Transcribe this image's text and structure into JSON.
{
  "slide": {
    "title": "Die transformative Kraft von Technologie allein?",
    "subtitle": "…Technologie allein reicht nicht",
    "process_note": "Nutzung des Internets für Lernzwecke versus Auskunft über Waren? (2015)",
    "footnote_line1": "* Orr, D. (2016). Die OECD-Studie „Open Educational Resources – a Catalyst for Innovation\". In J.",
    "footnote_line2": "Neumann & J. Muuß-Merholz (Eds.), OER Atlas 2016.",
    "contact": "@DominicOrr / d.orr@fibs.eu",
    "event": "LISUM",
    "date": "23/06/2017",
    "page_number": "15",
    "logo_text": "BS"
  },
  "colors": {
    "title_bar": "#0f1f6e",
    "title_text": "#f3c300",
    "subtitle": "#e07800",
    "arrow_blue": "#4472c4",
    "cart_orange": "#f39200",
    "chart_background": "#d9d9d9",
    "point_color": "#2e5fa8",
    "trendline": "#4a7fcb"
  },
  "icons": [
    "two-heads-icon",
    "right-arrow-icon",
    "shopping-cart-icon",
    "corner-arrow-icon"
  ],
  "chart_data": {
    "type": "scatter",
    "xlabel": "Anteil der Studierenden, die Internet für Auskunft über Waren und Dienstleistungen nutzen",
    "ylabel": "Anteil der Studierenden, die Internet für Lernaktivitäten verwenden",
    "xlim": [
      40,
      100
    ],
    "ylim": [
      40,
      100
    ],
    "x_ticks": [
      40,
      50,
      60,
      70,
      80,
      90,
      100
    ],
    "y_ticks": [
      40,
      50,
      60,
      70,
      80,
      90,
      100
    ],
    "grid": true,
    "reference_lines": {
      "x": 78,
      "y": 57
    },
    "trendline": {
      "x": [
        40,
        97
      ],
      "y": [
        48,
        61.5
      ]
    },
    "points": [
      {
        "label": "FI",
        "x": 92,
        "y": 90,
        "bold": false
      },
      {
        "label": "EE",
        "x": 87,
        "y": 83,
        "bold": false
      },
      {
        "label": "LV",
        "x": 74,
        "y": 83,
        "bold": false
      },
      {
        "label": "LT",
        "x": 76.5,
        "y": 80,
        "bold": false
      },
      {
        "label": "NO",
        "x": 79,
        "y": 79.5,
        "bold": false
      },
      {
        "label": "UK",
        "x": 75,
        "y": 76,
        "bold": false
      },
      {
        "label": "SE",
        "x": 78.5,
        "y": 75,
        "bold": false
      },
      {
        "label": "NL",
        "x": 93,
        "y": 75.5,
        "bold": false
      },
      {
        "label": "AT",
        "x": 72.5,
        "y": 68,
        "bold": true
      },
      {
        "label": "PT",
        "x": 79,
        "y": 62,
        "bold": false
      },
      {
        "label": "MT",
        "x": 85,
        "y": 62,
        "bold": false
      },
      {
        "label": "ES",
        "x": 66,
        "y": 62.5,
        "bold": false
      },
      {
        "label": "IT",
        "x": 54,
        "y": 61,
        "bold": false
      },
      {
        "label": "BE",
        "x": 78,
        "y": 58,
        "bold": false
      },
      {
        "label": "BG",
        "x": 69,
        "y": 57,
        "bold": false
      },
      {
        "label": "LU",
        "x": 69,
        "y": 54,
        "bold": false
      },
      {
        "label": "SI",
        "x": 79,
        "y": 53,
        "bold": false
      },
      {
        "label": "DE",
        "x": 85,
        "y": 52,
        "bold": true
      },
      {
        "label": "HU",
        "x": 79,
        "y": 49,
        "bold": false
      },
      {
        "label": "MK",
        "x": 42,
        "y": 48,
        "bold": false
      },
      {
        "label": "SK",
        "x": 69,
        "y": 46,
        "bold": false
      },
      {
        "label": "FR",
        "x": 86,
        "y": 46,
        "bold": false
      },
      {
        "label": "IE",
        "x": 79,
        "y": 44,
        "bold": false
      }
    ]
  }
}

────────────────────────────────────────

— Work instructions —
Extract every record and return it verbatim.

— Final result —
Transcribe this image's text and structure into JSON.
{
  "slide": {
    "title": "Die transformative Kraft von Technologie allein?",
    "subtitle": "…Technologie allein reicht nicht",
    "process_note": "Nutzung des Internets für Lernzwecke versus Auskunft über Waren? (2015)",
    "footnote_line1": "* Orr, D. (2016). Die OECD-Studie „Open Educational Resources – a Catalyst for Innovation\". In J.",
    "footnote_line2": "Neumann & J. Muuß-Merholz (Eds.), OER Atlas 2016.",
    "contact": "@DominicOrr / d.orr@fibs.eu",
    "event": "LISUM",
    "date": "23/06/2017",
    "page_number": "15",
    "logo_text": "BS"
  },
  "colors": {
    "title_bar": "#0f1f6e",
    "title_text": "#f3c300",
    "subtitle": "#e07800",
    "arrow_blue": "#4472c4",
    "cart_orange": "#f39200",
    "chart_background": "#d9d9d9",
    "point_color": "#2e5fa8",
    "trendline": "#4a7fcb"
  },
  "icons": [
    "two-heads-icon",
    "right-arrow-icon",
    "shopping-cart-icon",
    "corner-arrow-icon"
  ],
  "chart_data": {
    "type": "scatter",
    "xlabel": "Anteil der Studierenden, die Internet für Auskunft über Waren und Dienstleistungen nutzen",
    "ylabel": "Anteil der Studierenden, die Internet für Lernaktivitäten verwenden",
    "xlim": [
      40,
      100
    ],
    "ylim": [
      40,
      100
    ],
    "x_ticks": [
      40,
      50,
      60,
      70,
      80,
      90,
      100
    ],
    "y_ticks": [
      40,
      50,
      60,
      70,
      80,
      90,
      100
    ],
    "grid": true,
    "reference_lines": {
      "x": 78,
      "y": 57
    },
    "trendline": {
      "x": [
        40,
        97
      ],
      "y": [
        48,
        61.5
      ]
    },
    "points": [
      {
        "label": "FI",
        "x": 92,
        "y": 90,
        "bold": false
      },
      {
        "label": "EE",
        "x": 87,
        "y": 83,
        "bold": false
      },
      {
        "label": "LV",
        "x": 74,
        "y": 83,
        "bold": false
      },
      {
        "label": "LT",
        "x": 76.5,
        "y": 80,
        "bold": false
      },
      {
        "label": "NO",
        "x": 79,
        "y": 79.5,
        "bold": false
      },
      {
        "label": "UK",
        "x": 75,
        "y": 76,
        "bold": false
      },
      {
        "label": "SE",
        "x": 78.5,
        "y": 75,
        "bold": false
      },
      {
        "label": "NL",
        "x": 93,
        "y": 75.5,
        "bold": false
      },
      {
        "label": "AT",
        "x": 72.5,
        "y": 68,
        "bold": true
      },
      {
        "label": "PT",
        "x": 79,
        "y": 62,
        "bold": false
      },
      {
        "label": "MT",
        "x": 85,
        "y": 62,
        "bold": false
      },
      {
        "label": "ES",
        "x": 66,
        "y": 62.5,
        "bold": false
      },
      {
        "label": "IT",
        "x": 54,
        "y": 61,
        "bold": false
      },
      {
        "label": "BE",
        "x": 78,
        "y": 58,
        "bold": false
      },
      {
        "label": "BG",
        "x": 69,
        "y": 57,
        "bold": false
      },
      {
        "label": "LU",
        "x": 69,
        "y": 54,
        "bold": false
      },
      {
        "label": "SI",
        "x": 79,
        "y": 53,
        "bold": false
      },
      {
        "label": "DE",
        "x": 85,
        "y": 52,
        "bold": true
      },
      {
        "label": "HU",
        "x": 79,
        "y": 49,
        "bold": false
      },
      {
        "label": "MK",
        "x": 42,
        "y": 48,
        "bold": false
      },
      {
        "label": "SK",
        "x": 69,
        "y": 46,
        "bold": false
      },
      {
        "label": "FR",
        "x": 86,
        "y": 46,
        "bold": false
      },
      {
        "label": "IE",
        "x": 79,
        "y": 44,
        "bold": false
      }
    ]
  }
}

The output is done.